• Task prompt
Transcribe each record exactly. Include every one.
===== Provided records =====
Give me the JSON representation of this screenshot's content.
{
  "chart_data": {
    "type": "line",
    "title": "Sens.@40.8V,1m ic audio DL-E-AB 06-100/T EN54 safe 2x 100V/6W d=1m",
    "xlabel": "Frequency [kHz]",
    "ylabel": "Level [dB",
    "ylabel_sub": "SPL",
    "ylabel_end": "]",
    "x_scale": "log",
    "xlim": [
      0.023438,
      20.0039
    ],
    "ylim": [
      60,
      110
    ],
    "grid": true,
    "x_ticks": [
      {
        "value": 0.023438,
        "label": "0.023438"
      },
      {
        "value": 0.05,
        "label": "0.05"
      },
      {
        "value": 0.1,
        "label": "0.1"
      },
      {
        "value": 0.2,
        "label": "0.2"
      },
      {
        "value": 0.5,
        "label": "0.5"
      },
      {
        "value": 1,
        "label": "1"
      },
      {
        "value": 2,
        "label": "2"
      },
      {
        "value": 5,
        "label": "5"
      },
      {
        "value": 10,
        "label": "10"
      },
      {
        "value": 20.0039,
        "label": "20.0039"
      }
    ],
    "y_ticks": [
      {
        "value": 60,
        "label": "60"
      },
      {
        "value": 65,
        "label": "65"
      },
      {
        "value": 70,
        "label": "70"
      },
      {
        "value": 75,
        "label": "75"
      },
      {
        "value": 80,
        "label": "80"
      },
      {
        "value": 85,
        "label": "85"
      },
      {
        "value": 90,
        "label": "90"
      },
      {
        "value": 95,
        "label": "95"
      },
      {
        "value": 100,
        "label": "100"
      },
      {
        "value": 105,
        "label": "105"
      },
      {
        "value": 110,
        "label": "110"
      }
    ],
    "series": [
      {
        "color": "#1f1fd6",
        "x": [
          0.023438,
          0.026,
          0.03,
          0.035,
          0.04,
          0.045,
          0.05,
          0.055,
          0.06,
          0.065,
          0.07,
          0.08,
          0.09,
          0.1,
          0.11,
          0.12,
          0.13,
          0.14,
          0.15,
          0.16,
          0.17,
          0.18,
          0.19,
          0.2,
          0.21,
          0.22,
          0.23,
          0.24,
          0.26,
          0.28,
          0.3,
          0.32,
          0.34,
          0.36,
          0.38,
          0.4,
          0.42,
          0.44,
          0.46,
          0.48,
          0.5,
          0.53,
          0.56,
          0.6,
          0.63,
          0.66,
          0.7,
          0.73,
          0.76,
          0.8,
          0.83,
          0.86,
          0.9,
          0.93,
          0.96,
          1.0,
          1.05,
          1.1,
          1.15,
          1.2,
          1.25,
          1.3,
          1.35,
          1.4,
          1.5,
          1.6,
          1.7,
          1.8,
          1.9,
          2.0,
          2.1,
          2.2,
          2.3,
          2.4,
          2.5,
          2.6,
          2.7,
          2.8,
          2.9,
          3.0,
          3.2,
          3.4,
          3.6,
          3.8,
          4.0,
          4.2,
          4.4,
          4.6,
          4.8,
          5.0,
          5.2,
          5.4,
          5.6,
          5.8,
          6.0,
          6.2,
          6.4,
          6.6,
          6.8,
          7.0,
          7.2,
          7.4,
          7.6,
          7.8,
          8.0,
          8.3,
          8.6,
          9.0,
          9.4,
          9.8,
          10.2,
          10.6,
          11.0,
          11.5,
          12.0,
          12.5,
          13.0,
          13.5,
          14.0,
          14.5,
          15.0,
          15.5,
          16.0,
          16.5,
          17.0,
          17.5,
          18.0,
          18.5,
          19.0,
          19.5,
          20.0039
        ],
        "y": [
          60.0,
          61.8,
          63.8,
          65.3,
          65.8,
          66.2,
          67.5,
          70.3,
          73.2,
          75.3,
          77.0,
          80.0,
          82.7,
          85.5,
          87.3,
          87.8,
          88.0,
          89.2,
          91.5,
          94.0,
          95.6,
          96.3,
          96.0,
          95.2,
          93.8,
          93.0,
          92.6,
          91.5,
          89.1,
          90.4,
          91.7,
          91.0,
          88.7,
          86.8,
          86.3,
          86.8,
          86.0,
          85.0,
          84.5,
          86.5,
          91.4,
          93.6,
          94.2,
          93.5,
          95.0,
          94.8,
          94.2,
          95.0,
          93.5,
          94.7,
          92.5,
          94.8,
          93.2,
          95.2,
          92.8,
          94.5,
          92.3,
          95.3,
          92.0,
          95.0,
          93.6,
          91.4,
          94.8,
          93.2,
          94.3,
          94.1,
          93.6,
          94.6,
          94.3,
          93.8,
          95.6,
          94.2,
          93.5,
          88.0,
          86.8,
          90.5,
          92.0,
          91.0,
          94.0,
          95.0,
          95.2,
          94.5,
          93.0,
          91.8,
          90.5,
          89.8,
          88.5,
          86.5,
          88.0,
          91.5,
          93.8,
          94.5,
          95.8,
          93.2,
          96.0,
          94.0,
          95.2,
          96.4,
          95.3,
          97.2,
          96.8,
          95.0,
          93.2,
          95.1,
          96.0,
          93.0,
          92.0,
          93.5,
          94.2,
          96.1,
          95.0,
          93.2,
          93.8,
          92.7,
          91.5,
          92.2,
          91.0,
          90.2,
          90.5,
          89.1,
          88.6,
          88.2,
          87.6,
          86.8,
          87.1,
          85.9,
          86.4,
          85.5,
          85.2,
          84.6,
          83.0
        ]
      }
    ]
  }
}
=====
• Exercise result
Give me the JSON representation of this screenshot's content.
{
  "chart_data": {
    "type": "line",
    "title": "Sens.@40.8V,1m ic audio DL-E-AB 06-100/T EN54 safe 2x 100V/6W d=1m",
    "xlabel": "Frequency [kHz]",
    "ylabel": "Level [dB",
    "ylabel_sub": "SPL",
    "ylabel_end": "]",
    "x_scale": "log",
    "xlim": [
      0.023438,
      20.0039
    ],
    "ylim": [
      60,
      110
    ],
    "grid": true,
    "x_ticks": [
      {
        "value": 0.023438,
        "label": "0.023438"
      },
      {
        "value": 0.05,
        "label": "0.05"
      },
      {
        "value": 0.1,
        "label": "0.1"
      },
      {
        "value": 0.2,
        "label": "0.2"
      },
      {
        "value": 0.5,
        "label": "0.5"
      },
      {
        "value": 1,
        "label": "1"
      },
      {
        "value": 2,
        "label": "2"
      },
      {
        "value": 5,
        "label": "5"
      },
      {
        "value": 10,
        "label": "10"
      },
      {
        "value": 20.0039,
        "label": "20.0039"
      }
    ],
    "y_ticks": [
      {
        "value": 60,
        "label": "60"
      },
      {
        "value": 65,
        "label": "65"
      },
      {
        "value": 70,
        "label": "70"
      },
      {
        "value": 75,
        "label": "75"
      },
      {
        "value": 80,
        "label": "80"
      },
      {
        "value": 85,
        "label": "85"
      },
      {
        "value": 90,
        "label": "90"
      },
      {
        "value": 95,
        "label": "95"
      },
      {
        "value": 100,
        "label": "100"
      },
      {
        "value": 105,
        "label": "105"
      },
      {
        "value": 110,
        "label": "110"
      }
    ],
    "series": [
      {
        "color": "#1f1fd6",
        "x": [
          0.023438,
          0.026,
          0.03,
          0.035,
          0.04,
          0.045,
          0.05,
          0.055,
          0.06,
          0.065,
          0.07,
          0.08,
          0.09,
          0.1,
          0.11,
          0.12,
          0.13,
          0.14,
          0.15,
          0.16,
          0.17,
          0.18,
          0.19,
          0.2,
          0.21,
          0.22,
          0.23,
          0.24,
          0.26,
          0.28,
          0.3,
          0.32,
          0.34,
          0.36,
          0.38,
          0.4,
          0.42,
          0.44,
          0.46,
          0.48,
          0.5,
          0.53,
          0.56,
          0.6,
          0.63,
          0.66,
          0.7,
          0.73,
          0.76,
          0.8,
          0.83,
          0.86,
          0.9,
          0.93,
          0.96,
          1.0,
          1.05,
          1.1,
          1.15,
          1.2,
          1.25,
          1.3,
          1.35,
          1.4,
          1.5,
          1.6,
          1.7,
          1.8,
          1.9,
          2.0,
          2.1,
          2.2,
          2.3,
          2.4,
          2.5,
          2.6,
          2.7,
          2.8,
          2.9,
          3.0,
          3.2,
          3.4,
          3.6,
          3.8,
          4.0,
          4.2,
          4.4,
          4.6,
          4.8,
          5.0,
          5.2,
          5.4,
          5.6,
          5.8,
          6.0,
          6.2,
          6.4,
          6.6,
          6.8,
          7.0,
          7.2,
          7.4,
          7.6,
          7.8,
          8.0,
          8.3,
          8.6,
          9.0,
          9.4,
          9.8,
          10.2,
          10.6,
          11.0,
          11.5,
          12.0,
          12.5,
          13.0,
          13.5,
          14.0,
          14.5,
          15.0,
          15.5,
          16.0,
          16.5,
          17.0,
          17.5,
          18.0,
          18.5,
          19.0,
          19.5,
          20.0039
        ],
        "y": [
          60.0,
          61.8,
          63.8,
          65.3,
          65.8,
          66.2,
          67.5,
          70.3,
          73.2,
          75.3,
          77.0,
          80.0,
          82.7,
          85.5,
          87.3,
          87.8,
          88.0,
          89.2,
          91.5,
          94.0,
          95.6,
          96.3,
          96.0,
          95.2,
          93.8,
          93.0,
          92.6,
          91.5,
          89.1,
          90.4,
          91.7,
          91.0,
          88.7,
          86.8,
          86.3,
          86.8,
          86.0,
          85.0,
          84.5,
          86.5,
          91.4,
          93.6,
          94.2,
          93.5,
          95.0,
          94.8,
          94.2,
          95.0,
          93.5,
          94.7,
          92.5,
          94.8,
          93.2,
          95.2,
          92.8,
          94.5,
          92.3,
          95.3,
          92.0,
          95.0,
          93.6,
          91.4,
          94.8,
          93.2,
          94.3,
          94.1,
          93.6,
          94.6,
          94.3,
          93.8,
          95.6,
          94.2,
          93.5,
          88.0,
          86.8,
          90.5,
          92.0,
          91.0,
          94.0,
          95.0,
          95.2,
          94.5,
          93.0,
          91.8,
          90.5,
          89.8,
          88.5,
          86.5,
          88.0,
          91.5,
          93.8,
          94.5,
          95.8,
          93.2,
          96.0,
          94.0,
          95.2,
          96.4,
          95.3,
          97.2,
          96.8,
          95.0,
          93.2,
          95.1,
          96.0,
          93.0,
          92.0,
          93.5,
          94.2,
          96.1,
          95.0,
          93.2,
          93.8,
          92.7,
          91.5,
          92.2,
          91.0,
          90.2,
          90.5,
          89.1,
          88.6,
          88.2,
          87.6,
          86.8,
          87.1,
          85.9,
          86.4,
          85.5,
          85.2,
          84.6,
          83.0
        ]
      }
    ]
  }
}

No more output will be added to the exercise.